> [DIRECTIVE] Your task is to output the data exactly as it stands.

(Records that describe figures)
------------
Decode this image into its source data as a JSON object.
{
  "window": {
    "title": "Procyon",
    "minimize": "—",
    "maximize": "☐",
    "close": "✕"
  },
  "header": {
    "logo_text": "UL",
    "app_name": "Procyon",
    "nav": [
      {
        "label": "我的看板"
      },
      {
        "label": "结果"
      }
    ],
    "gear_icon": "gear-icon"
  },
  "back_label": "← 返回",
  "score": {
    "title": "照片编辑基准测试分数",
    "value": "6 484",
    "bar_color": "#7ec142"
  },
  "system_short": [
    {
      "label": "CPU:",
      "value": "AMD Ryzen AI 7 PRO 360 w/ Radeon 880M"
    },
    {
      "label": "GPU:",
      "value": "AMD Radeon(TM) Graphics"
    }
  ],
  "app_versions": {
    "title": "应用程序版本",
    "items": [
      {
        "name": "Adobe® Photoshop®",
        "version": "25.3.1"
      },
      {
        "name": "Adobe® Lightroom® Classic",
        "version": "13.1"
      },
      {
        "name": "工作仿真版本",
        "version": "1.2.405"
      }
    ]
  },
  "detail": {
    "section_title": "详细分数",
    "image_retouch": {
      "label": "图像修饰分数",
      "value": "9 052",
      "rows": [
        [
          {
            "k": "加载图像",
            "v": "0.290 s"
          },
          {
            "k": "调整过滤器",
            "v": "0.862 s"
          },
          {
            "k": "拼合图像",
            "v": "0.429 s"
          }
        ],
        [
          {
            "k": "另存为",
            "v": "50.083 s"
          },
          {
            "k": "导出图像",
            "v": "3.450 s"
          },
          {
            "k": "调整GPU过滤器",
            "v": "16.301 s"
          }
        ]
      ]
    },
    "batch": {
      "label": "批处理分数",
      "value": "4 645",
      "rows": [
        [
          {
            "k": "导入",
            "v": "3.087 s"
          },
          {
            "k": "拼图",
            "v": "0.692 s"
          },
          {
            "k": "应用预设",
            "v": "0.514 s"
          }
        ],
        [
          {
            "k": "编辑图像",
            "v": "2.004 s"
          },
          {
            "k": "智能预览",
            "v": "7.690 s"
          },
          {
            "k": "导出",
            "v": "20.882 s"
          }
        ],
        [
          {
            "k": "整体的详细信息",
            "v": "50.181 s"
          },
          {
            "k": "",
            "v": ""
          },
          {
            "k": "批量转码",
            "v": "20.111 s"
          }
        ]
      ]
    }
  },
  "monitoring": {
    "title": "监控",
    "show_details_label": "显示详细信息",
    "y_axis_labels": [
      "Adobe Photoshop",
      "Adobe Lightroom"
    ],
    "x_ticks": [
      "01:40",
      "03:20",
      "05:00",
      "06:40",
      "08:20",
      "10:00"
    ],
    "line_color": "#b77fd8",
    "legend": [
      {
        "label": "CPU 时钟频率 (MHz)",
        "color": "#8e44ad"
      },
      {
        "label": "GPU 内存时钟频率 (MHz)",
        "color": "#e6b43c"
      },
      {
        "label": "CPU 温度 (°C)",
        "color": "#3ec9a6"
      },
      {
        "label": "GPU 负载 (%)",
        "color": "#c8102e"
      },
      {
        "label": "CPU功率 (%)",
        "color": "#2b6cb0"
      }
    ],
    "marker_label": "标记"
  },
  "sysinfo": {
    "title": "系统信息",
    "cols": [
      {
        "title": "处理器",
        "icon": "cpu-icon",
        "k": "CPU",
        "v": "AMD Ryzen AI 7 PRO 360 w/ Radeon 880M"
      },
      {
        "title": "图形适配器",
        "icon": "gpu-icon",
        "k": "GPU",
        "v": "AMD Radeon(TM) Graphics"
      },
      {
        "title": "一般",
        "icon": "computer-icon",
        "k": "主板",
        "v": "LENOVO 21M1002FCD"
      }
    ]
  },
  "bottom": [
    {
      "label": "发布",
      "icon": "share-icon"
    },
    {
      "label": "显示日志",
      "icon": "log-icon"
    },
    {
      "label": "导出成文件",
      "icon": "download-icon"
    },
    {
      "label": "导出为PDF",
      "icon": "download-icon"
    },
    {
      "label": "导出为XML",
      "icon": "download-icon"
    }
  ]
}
------------
> [TASK RESULT]
Decode this image into its source data as a JSON object.
{
  "window": {
    "title": "Procyon",
    "minimize": "—",
    "maximize": "☐",
    "close": "✕"
  },
  "header": {
    "logo_text": "UL",
    "app_name": "Procyon",
    "nav": [
      {
        "label": "我的看板"
      },
      {
        "label": "结果"
      }
    ],
    "gear_icon": "gear-icon"
  },
  "back_label": "← 返回",
  "score": {
    "title": "照片编辑基准测试分数",
    "value": "6 484",
    "bar_color": "#7ec142"
  },
  "system_short": [
    {
      "label": "CPU:",
      "value": "AMD Ryzen AI 7 PRO 360 w/ Radeon 880M"
    },
    {
      "label": "GPU:",
      "value": "AMD Radeon(TM) Graphics"
    }
  ],
  "app_versions": {
    "title": "应用程序版本",
    "items": [
      {
        "name": "Adobe® Photoshop®",
        "version": "25.3.1"
      },
      {
        "name": "Adobe® Lightroom® Classic",
        "version": "13.1"
      },
      {
        "name": "工作仿真版本",
        "version": "1.2.405"
      }
    ]
  },
  "detail": {
    "section_title": "详细分数",
    "image_retouch": {
      "label": "图像修饰分数",
      "value": "9 052",
      "rows": [
        [
          {
            "k": "加载图像",
            "v": "0.290 s"
          },
          {
            "k": "调整过滤器",
            "v": "0.862 s"
          },
          {
            "k": "拼合图像",
            "v": "0.429 s"
          }
        ],
        [
          {
            "k": "另存为",
            "v": "50.083 s"
          },
          {
            "k": "导出图像",
            "v": "3.450 s"
          },
          {
            "k": "调整GPU过滤器",
            "v": "16.301 s"
          }
        ]
      ]
    },
    "batch": {
      "label": "批处理分数",
      "value": "4 645",
      "rows": [
        [
          {
            "k": "导入",
            "v": "3.087 s"
          },
          {
            "k": "拼图",
            "v": "0.692 s"
          },
          {
            "k": "应用预设",
            "v": "0.514 s"
          }
        ],
        [
          {
            "k": "编辑图像",
            "v": "2.004 s"
          },
          {
            "k": "智能预览",
            "v": "7.690 s"
          },
          {
            "k": "导出",
            "v": "20.882 s"
          }
        ],
        [
          {
            "k": "整体的详细信息",
            "v": "50.181 s"
          },
          {
            "k": "",
            "v": ""
          },
          {
            "k": "批量转码",
            "v": "20.111 s"
          }
        ]
      ]
    }
  },
  "monitoring": {
    "title": "监控",
    "show_details_label": "显示详细信息",
    "y_axis_labels": [
      "Adobe Photoshop",
      "Adobe Lightroom"
    ],
    "x_ticks": [
      "01:40",
      "03:20",
      "05:00",
      "06:40",
      "08:20",
      "10:00"
    ],
    "line_color": "#b77fd8",
    "legend": [
      {
        "label": "CPU 时钟频率 (MHz)",
        "color": "#8e44ad"
      },
      {
        "label": "GPU 内存时钟频率 (MHz)",
        "color": "#e6b43c"
      },
      {
        "label": "CPU 温度 (°C)",
        "color": "#3ec9a6"
      },
      {
        "label": "GPU 负载 (%)",
        "color": "#c8102e"
      },
      {
        "label": "CPU功率 (%)",
        "color": "#2b6cb0"
      }
    ],
    "marker_label": "标记"
  },
  "sysinfo": {
    "title": "系统信息",
    "cols": [
      {
        "title": "处理器",
        "icon": "cpu-icon",
        "k": "CPU",
        "v": "AMD Ryzen AI 7 PRO 360 w/ Radeon 880M"
      },
      {
        "title": "图形适配器",
        "icon": "gpu-icon",
        "k": "GPU",
        "v": "AMD Radeon(TM) Graphics"
      },
      {
        "title": "一般",
        "icon": "computer-icon",
        "k": "主板",
        "v": "LENOVO 21M1002FCD"
      }
    ]
  },
  "bottom": [
    {
      "label": "发布",
      "icon": "share-icon"
    },
    {
      "label": "显示日志",
      "icon": "log-icon"
    },
    {
      "label": "导出成文件",
      "icon": "download-icon"
    },
    {
      "label": "导出为PDF",
      "icon": "download-icon"
    },
    {
      "label": "导出为XML",
      "icon": "download-icon"
    }
  ]
}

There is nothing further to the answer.